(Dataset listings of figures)
------------------------------------------------------------

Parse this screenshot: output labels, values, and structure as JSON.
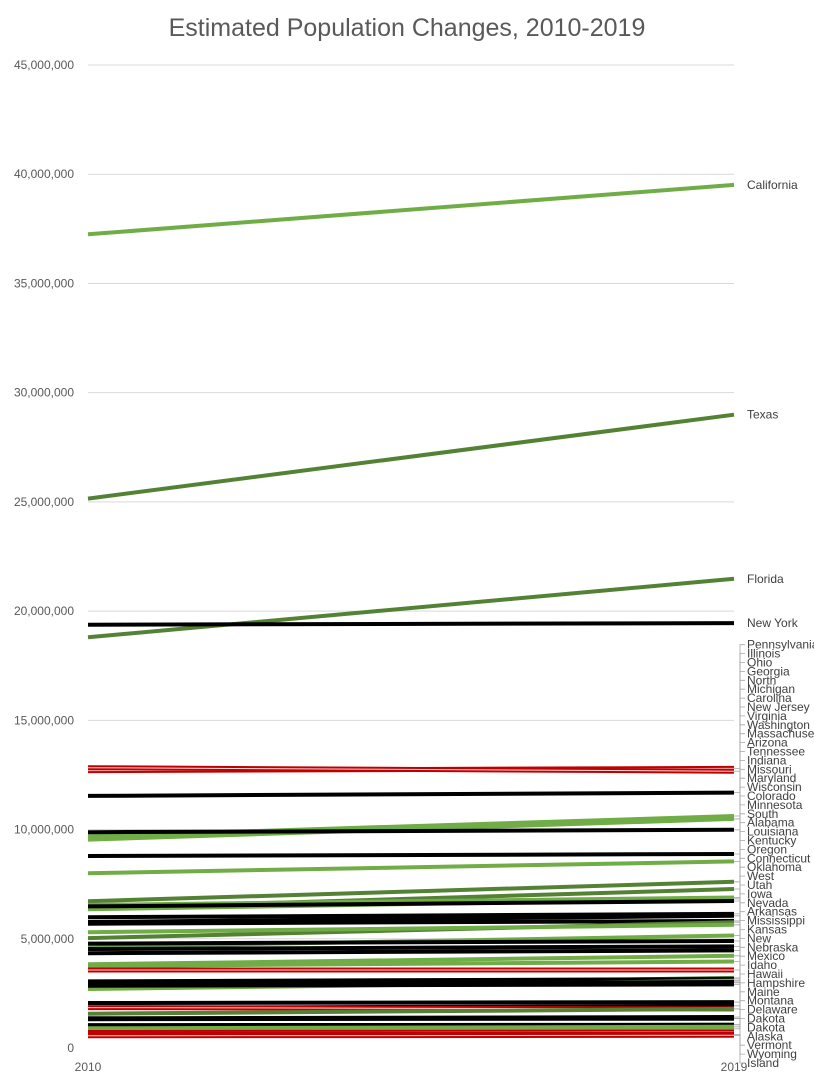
{
  "chart_data": {
    "type": "line",
    "title": "Estimated Population Changes, 2010-2019",
    "categories": [
      "2010",
      "2019"
    ],
    "ylim": [
      0,
      45000000
    ],
    "y_ticks": [
      "0",
      "5,000,000",
      "10,000,000",
      "15,000,000",
      "20,000,000",
      "25,000,000",
      "30,000,000",
      "35,000,000",
      "40,000,000",
      "45,000,000"
    ],
    "grid": true,
    "legend": "labels at line ends",
    "colors": {
      "growth": "#70ad47",
      "strong_growth": "#548235",
      "flat": "#000000",
      "decline": "#c00000"
    },
    "series": [
      {
        "name": "California",
        "values": [
          37250000,
          39510000
        ],
        "trend": "growth"
      },
      {
        "name": "Texas",
        "values": [
          25150000,
          28990000
        ],
        "trend": "strong_growth"
      },
      {
        "name": "Florida",
        "values": [
          18800000,
          21480000
        ],
        "trend": "strong_growth"
      },
      {
        "name": "New York",
        "values": [
          19380000,
          19450000
        ],
        "trend": "flat"
      },
      {
        "name": "Pennsylvania",
        "values": [
          12700000,
          12800000
        ],
        "trend": "decline"
      },
      {
        "name": "Illinois",
        "values": [
          12830000,
          12670000
        ],
        "trend": "decline"
      },
      {
        "name": "Ohio",
        "values": [
          11540000,
          11690000
        ],
        "trend": "flat"
      },
      {
        "name": "Georgia",
        "values": [
          9690000,
          10620000
        ],
        "trend": "growth"
      },
      {
        "name": "North Carolina",
        "values": [
          9540000,
          10490000
        ],
        "trend": "growth"
      },
      {
        "name": "Michigan",
        "values": [
          9880000,
          9990000
        ],
        "trend": "flat"
      },
      {
        "name": "New Jersey",
        "values": [
          8790000,
          8880000
        ],
        "trend": "flat"
      },
      {
        "name": "Virginia",
        "values": [
          8000000,
          8540000
        ],
        "trend": "growth"
      },
      {
        "name": "Washington",
        "values": [
          6720000,
          7610000
        ],
        "trend": "strong_growth"
      },
      {
        "name": "Arizona",
        "values": [
          6390000,
          7280000
        ],
        "trend": "strong_growth"
      },
      {
        "name": "Massachusetts",
        "values": [
          6550000,
          6890000
        ],
        "trend": "growth"
      },
      {
        "name": "Tennessee",
        "values": [
          6350000,
          6830000
        ],
        "trend": "growth"
      },
      {
        "name": "Indiana",
        "values": [
          6480000,
          6730000
        ],
        "trend": "flat"
      },
      {
        "name": "Missouri",
        "values": [
          5990000,
          6140000
        ],
        "trend": "flat"
      },
      {
        "name": "Maryland",
        "values": [
          5770000,
          6050000
        ],
        "trend": "flat"
      },
      {
        "name": "Wisconsin",
        "values": [
          5690000,
          5820000
        ],
        "trend": "flat"
      },
      {
        "name": "Colorado",
        "values": [
          5030000,
          5760000
        ],
        "trend": "strong_growth"
      },
      {
        "name": "Minnesota",
        "values": [
          5300000,
          5640000
        ],
        "trend": "growth"
      },
      {
        "name": "South Carolina",
        "values": [
          4630000,
          5150000
        ],
        "trend": "growth"
      },
      {
        "name": "Alabama",
        "values": [
          4780000,
          4900000
        ],
        "trend": "flat"
      },
      {
        "name": "Louisiana",
        "values": [
          4530000,
          4650000
        ],
        "trend": "flat"
      },
      {
        "name": "Kentucky",
        "values": [
          4340000,
          4470000
        ],
        "trend": "flat"
      },
      {
        "name": "Oregon",
        "values": [
          3830000,
          4220000
        ],
        "trend": "growth"
      },
      {
        "name": "Oklahoma",
        "values": [
          3750000,
          3960000
        ],
        "trend": "growth"
      },
      {
        "name": "Connecticut",
        "values": [
          3570000,
          3570000
        ],
        "trend": "decline"
      },
      {
        "name": "Utah",
        "values": [
          2760000,
          3210000
        ],
        "trend": "strong_growth"
      },
      {
        "name": "Iowa",
        "values": [
          3050000,
          3160000
        ],
        "trend": "flat"
      },
      {
        "name": "Nevada",
        "values": [
          2700000,
          3080000
        ],
        "trend": "growth"
      },
      {
        "name": "Arkansas",
        "values": [
          2920000,
          3020000
        ],
        "trend": "flat"
      },
      {
        "name": "Mississippi",
        "values": [
          2970000,
          2980000
        ],
        "trend": "flat"
      },
      {
        "name": "Kansas",
        "values": [
          2850000,
          2910000
        ],
        "trend": "flat"
      },
      {
        "name": "New Mexico",
        "values": [
          2060000,
          2100000
        ],
        "trend": "flat"
      },
      {
        "name": "Nebraska",
        "values": [
          1830000,
          1930000
        ],
        "trend": "flat"
      },
      {
        "name": "West Virginia",
        "values": [
          1850000,
          1790000
        ],
        "trend": "decline"
      },
      {
        "name": "Idaho",
        "values": [
          1570000,
          1790000
        ],
        "trend": "strong_growth"
      },
      {
        "name": "Hawaii",
        "values": [
          1360000,
          1420000
        ],
        "trend": "flat"
      },
      {
        "name": "New Hampshire",
        "values": [
          1320000,
          1360000
        ],
        "trend": "flat"
      },
      {
        "name": "Maine",
        "values": [
          1330000,
          1340000
        ],
        "trend": "flat"
      },
      {
        "name": "Montana",
        "values": [
          990000,
          1070000
        ],
        "trend": "growth"
      },
      {
        "name": "Rhode Island",
        "values": [
          1050000,
          1060000
        ],
        "trend": "flat"
      },
      {
        "name": "Delaware",
        "values": [
          900000,
          970000
        ],
        "trend": "growth"
      },
      {
        "name": "South Dakota",
        "values": [
          810000,
          880000
        ],
        "trend": "growth"
      },
      {
        "name": "North Dakota",
        "values": [
          670000,
          760000
        ],
        "trend": "growth"
      },
      {
        "name": "Alaska",
        "values": [
          710000,
          730000
        ],
        "trend": "decline"
      },
      {
        "name": "Vermont",
        "values": [
          630000,
          620000
        ],
        "trend": "decline"
      },
      {
        "name": "Wyoming",
        "values": [
          560000,
          580000
        ],
        "trend": "decline"
      }
    ],
    "end_labels": [
      {
        "series": "California",
        "text": "California"
      },
      {
        "series": "Texas",
        "text": "Texas"
      },
      {
        "series": "Florida",
        "text": "Florida"
      },
      {
        "series": "New York",
        "text": "New York"
      },
      {
        "series": "Pennsylvania",
        "text": "Pennsylvania"
      },
      {
        "series": "Illinois",
        "text": "Illinois"
      },
      {
        "series": "Ohio",
        "text": "Ohio"
      },
      {
        "series": "Georgia",
        "text": "Georgia"
      },
      {
        "series": "North Carolina",
        "text": "North"
      },
      {
        "series": "Michigan",
        "text": "Michigan"
      },
      {
        "series": "North Carolina",
        "text": "Carolina"
      },
      {
        "series": "New Jersey",
        "text": "New Jersey"
      },
      {
        "series": "Virginia",
        "text": "Virginia"
      },
      {
        "series": "Washington",
        "text": "Washington"
      },
      {
        "series": "Massachusetts",
        "text": "Massachusetts"
      },
      {
        "series": "Arizona",
        "text": "Arizona"
      },
      {
        "series": "Tennessee",
        "text": "Tennessee"
      },
      {
        "series": "Indiana",
        "text": "Indiana"
      },
      {
        "series": "Missouri",
        "text": "Missouri"
      },
      {
        "series": "Maryland",
        "text": "Maryland"
      },
      {
        "series": "Wisconsin",
        "text": "Wisconsin"
      },
      {
        "series": "Colorado",
        "text": "Colorado"
      },
      {
        "series": "Minnesota",
        "text": "Minnesota"
      },
      {
        "series": "South Carolina",
        "text": "South"
      },
      {
        "series": "Alabama",
        "text": "Alabama"
      },
      {
        "series": "Louisiana",
        "text": "Louisiana"
      },
      {
        "series": "Kentucky",
        "text": "Kentucky"
      },
      {
        "series": "Oregon",
        "text": "Oregon"
      },
      {
        "series": "Connecticut",
        "text": "Connecticut"
      },
      {
        "series": "Oklahoma",
        "text": "Oklahoma"
      },
      {
        "series": "West Virginia",
        "text": "West"
      },
      {
        "series": "Utah",
        "text": "Utah"
      },
      {
        "series": "Iowa",
        "text": "Iowa"
      },
      {
        "series": "Nevada",
        "text": "Nevada"
      },
      {
        "series": "Arkansas",
        "text": "Arkansas"
      },
      {
        "series": "Mississippi",
        "text": "Mississippi"
      },
      {
        "series": "Kansas",
        "text": "Kansas"
      },
      {
        "series": "New Mexico",
        "text": "New"
      },
      {
        "series": "Nebraska",
        "text": "Nebraska"
      },
      {
        "series": "New Mexico",
        "text": "Mexico"
      },
      {
        "series": "Idaho",
        "text": "Idaho"
      },
      {
        "series": "Hawaii",
        "text": "Hawaii"
      },
      {
        "series": "New Hampshire",
        "text": "Hampshire"
      },
      {
        "series": "Maine",
        "text": "Maine"
      },
      {
        "series": "Montana",
        "text": "Montana"
      },
      {
        "series": "Delaware",
        "text": "Delaware"
      },
      {
        "series": "South Dakota",
        "text": "Dakota"
      },
      {
        "series": "North Dakota",
        "text": "Dakota"
      },
      {
        "series": "Alaska",
        "text": "Alaska"
      },
      {
        "series": "Vermont",
        "text": "Vermont"
      },
      {
        "series": "Wyoming",
        "text": "Wyoming"
      },
      {
        "series": "Rhode Island",
        "text": "Island"
      }
    ]
  }
}
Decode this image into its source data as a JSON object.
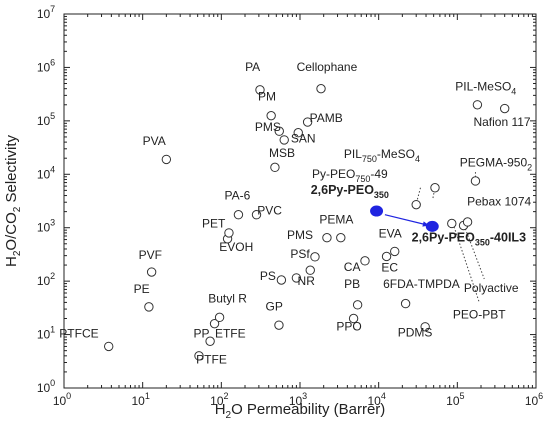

------------------------------------------------------------

_Goal_:
Pick out each line containing the string "Maryland" and copy it.

_Output below_:
        "name": "Maryland",
        "series": "Maryland",
        "text": "Maryland"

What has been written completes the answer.